_Problem requirements_. Extract all of the entries and give them again, word for word.

[Recorded data]
[Start]

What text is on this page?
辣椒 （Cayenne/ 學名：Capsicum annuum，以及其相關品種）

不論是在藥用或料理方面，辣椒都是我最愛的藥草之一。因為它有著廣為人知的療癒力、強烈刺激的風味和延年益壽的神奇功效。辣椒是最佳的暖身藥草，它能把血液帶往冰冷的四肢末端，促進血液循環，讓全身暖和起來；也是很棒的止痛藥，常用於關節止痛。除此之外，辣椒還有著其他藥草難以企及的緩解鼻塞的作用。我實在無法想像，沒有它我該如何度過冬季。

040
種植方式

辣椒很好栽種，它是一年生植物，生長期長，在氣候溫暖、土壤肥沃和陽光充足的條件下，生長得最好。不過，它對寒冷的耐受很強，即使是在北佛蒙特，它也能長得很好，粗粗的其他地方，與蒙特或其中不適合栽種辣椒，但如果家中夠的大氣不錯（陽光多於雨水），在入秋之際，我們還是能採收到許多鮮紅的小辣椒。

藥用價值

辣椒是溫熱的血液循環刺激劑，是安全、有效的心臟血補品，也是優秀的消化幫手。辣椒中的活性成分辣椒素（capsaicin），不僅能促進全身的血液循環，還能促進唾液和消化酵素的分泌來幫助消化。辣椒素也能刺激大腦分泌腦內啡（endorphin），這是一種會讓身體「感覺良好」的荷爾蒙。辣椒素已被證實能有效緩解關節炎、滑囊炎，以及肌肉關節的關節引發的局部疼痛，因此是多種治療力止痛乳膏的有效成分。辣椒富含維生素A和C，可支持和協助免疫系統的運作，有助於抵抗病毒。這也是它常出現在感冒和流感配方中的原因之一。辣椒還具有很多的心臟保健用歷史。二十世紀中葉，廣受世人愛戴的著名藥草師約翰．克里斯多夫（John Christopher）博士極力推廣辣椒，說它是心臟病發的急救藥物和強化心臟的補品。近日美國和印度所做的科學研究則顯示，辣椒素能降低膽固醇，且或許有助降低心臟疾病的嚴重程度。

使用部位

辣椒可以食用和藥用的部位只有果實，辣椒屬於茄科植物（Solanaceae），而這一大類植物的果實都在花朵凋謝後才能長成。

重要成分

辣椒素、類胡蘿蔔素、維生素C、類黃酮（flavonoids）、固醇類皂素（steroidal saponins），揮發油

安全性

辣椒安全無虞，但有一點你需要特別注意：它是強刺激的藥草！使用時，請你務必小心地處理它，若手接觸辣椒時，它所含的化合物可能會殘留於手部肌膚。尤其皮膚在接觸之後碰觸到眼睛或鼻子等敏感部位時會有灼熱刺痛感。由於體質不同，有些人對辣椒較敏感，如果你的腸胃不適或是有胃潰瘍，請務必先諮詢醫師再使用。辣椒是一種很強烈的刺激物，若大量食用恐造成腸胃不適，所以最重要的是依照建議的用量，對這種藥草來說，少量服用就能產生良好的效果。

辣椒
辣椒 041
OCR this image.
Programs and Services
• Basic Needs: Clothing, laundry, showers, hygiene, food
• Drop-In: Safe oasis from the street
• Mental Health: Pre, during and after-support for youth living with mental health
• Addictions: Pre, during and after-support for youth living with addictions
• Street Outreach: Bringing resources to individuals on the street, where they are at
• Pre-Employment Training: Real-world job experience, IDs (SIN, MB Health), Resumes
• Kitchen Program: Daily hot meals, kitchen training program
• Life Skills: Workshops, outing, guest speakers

[End]

_Task output_.
What text is on this page?
辣椒 （Cayenne/ 學名：Capsicum annuum，以及其相關品種）

不論是在藥用或料理方面，辣椒都是我最愛的藥草之一。因為它有著廣為人知的療癒力、強烈刺激的風味和延年益壽的神奇功效。辣椒是最佳的暖身藥草，它能把血液帶往冰冷的四肢末端，促進血液循環，讓全身暖和起來；也是很棒的止痛藥，常用於關節止痛。除此之外，辣椒還有著其他藥草難以企及的緩解鼻塞的作用。我實在無法想像，沒有它我該如何度過冬季。

040
種植方式

辣椒很好栽種，它是一年生植物，生長期長，在氣候溫暖、土壤肥沃和陽光充足的條件下，生長得最好。不過，它對寒冷的耐受很強，即使是在北佛蒙特，它也能長得很好，粗粗的其他地方，與蒙特或其中不適合栽種辣椒，但如果家中夠的大氣不錯（陽光多於雨水），在入秋之際，我們還是能採收到許多鮮紅的小辣椒。

藥用價值

辣椒是溫熱的血液循環刺激劑，是安全、有效的心臟血補品，也是優秀的消化幫手。辣椒中的活性成分辣椒素（capsaicin），不僅能促進全身的血液循環，還能促進唾液和消化酵素的分泌來幫助消化。辣椒素也能刺激大腦分泌腦內啡（endorphin），這是一種會讓身體「感覺良好」的荷爾蒙。辣椒素已被證實能有效緩解關節炎、滑囊炎，以及肌肉關節的關節引發的局部疼痛，因此是多種治療力止痛乳膏的有效成分。辣椒富含維生素A和C，可支持和協助免疫系統的運作，有助於抵抗病毒。這也是它常出現在感冒和流感配方中的原因之一。辣椒還具有很多的心臟保健用歷史。二十世紀中葉，廣受世人愛戴的著名藥草師約翰．克里斯多夫（John Christopher）博士極力推廣辣椒，說它是心臟病發的急救藥物和強化心臟的補品。近日美國和印度所做的科學研究則顯示，辣椒素能降低膽固醇，且或許有助降低心臟疾病的嚴重程度。

使用部位

辣椒可以食用和藥用的部位只有果實，辣椒屬於茄科植物（Solanaceae），而這一大類植物的果實都在花朵凋謝後才能長成。

重要成分

辣椒素、類胡蘿蔔素、維生素C、類黃酮（flavonoids）、固醇類皂素（steroidal saponins），揮發油

安全性

辣椒安全無虞，但有一點你需要特別注意：它是強刺激的藥草！使用時，請你務必小心地處理它，若手接觸辣椒時，它所含的化合物可能會殘留於手部肌膚。尤其皮膚在接觸之後碰觸到眼睛或鼻子等敏感部位時會有灼熱刺痛感。由於體質不同，有些人對辣椒較敏感，如果你的腸胃不適或是有胃潰瘍，請務必先諮詢醫師再使用。辣椒是一種很強烈的刺激物，若大量食用恐造成腸胃不適，所以最重要的是依照建議的用量，對這種藥草來說，少量服用就能產生良好的效果。

辣椒
辣椒 041
OCR this image.
Programs and Services
• Basic Needs: Clothing, laundry, showers, hygiene, food
• Drop-In: Safe oasis from the street
• Mental Health: Pre, during and after-support for youth living with mental health
• Addictions: Pre, during and after-support for youth living with addictions
• Street Outreach: Bringing resources to individuals on the street, where they are at
• Pre-Employment Training: Real-world job experience, IDs (SIN, MB Health), Resumes
• Kitchen Program: Daily hot meals, kitchen training program
• Life Skills: Workshops, outing, guest speakers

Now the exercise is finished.